**Problem statement**
Look through the listing for the word "JSON". Copy each line that has it.

**Data section**
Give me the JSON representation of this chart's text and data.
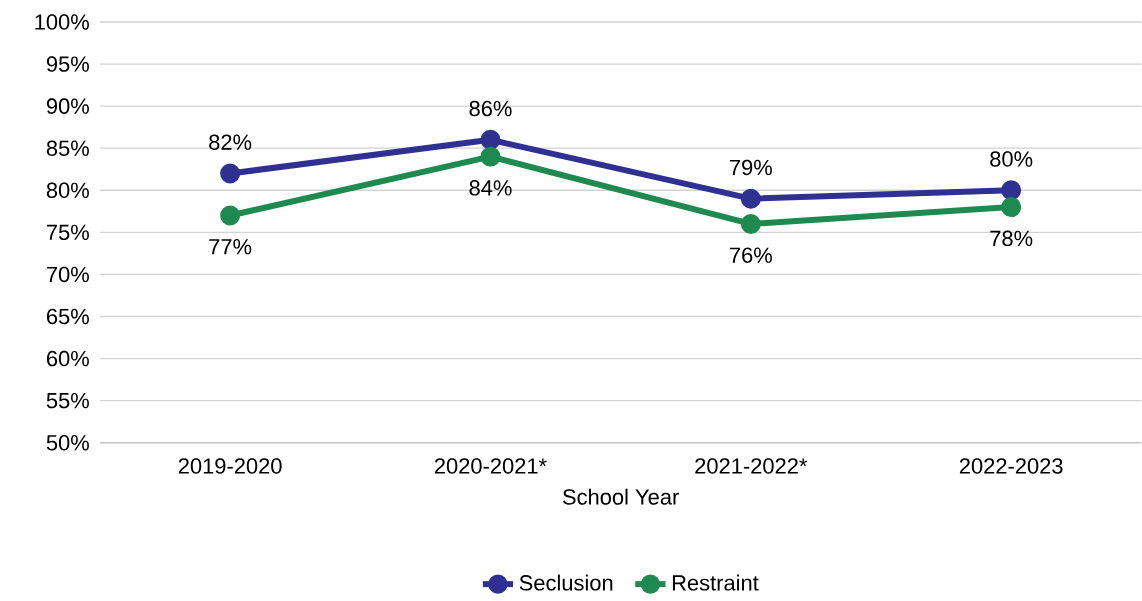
{
  "chart_data": {
    "type": "line",
    "xlabel": "School Year",
    "categories": [
      "2019-2020",
      "2020-2021*",
      "2021-2022*",
      "2022-2023"
    ],
    "series": [
      {
        "name": "Seclusion",
        "color": "#2e3192",
        "values": [
          82,
          86,
          79,
          80
        ],
        "value_labels": [
          "82%",
          "86%",
          "79%",
          "80%"
        ]
      },
      {
        "name": "Restraint",
        "color": "#1e8a50",
        "values": [
          77,
          84,
          76,
          78
        ],
        "value_labels": [
          "77%",
          "84%",
          "76%",
          "78%"
        ]
      }
    ],
    "ylim": [
      50,
      100
    ],
    "yticks": [
      {
        "value": 50,
        "label": "50%"
      },
      {
        "value": 55,
        "label": "55%"
      },
      {
        "value": 60,
        "label": "60%"
      },
      {
        "value": 65,
        "label": "65%"
      },
      {
        "value": 70,
        "label": "70%"
      },
      {
        "value": 75,
        "label": "75%"
      },
      {
        "value": 80,
        "label": "80%"
      },
      {
        "value": 85,
        "label": "85%"
      },
      {
        "value": 90,
        "label": "90%"
      },
      {
        "value": 95,
        "label": "95%"
      },
      {
        "value": 100,
        "label": "100%"
      }
    ],
    "grid": "y",
    "legend": "bottom",
    "marker": "circle"
  }
}
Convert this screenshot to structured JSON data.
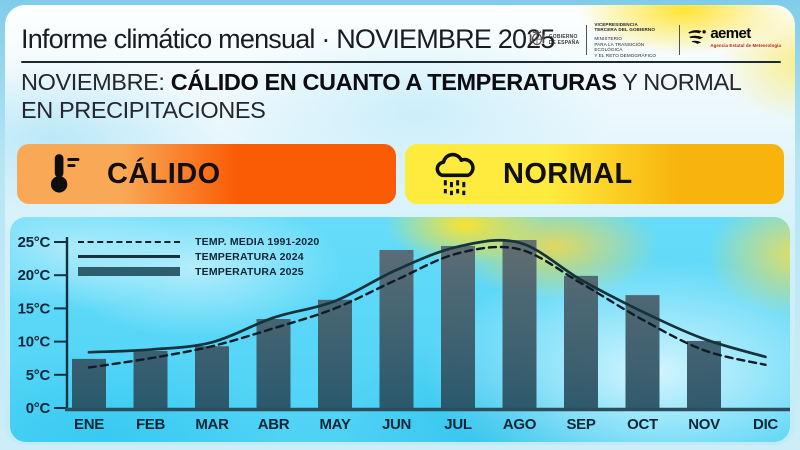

**Exercise solution**
Give me the JSON representation of this chart's text and data.
Convert this screenshot to structured JSON data.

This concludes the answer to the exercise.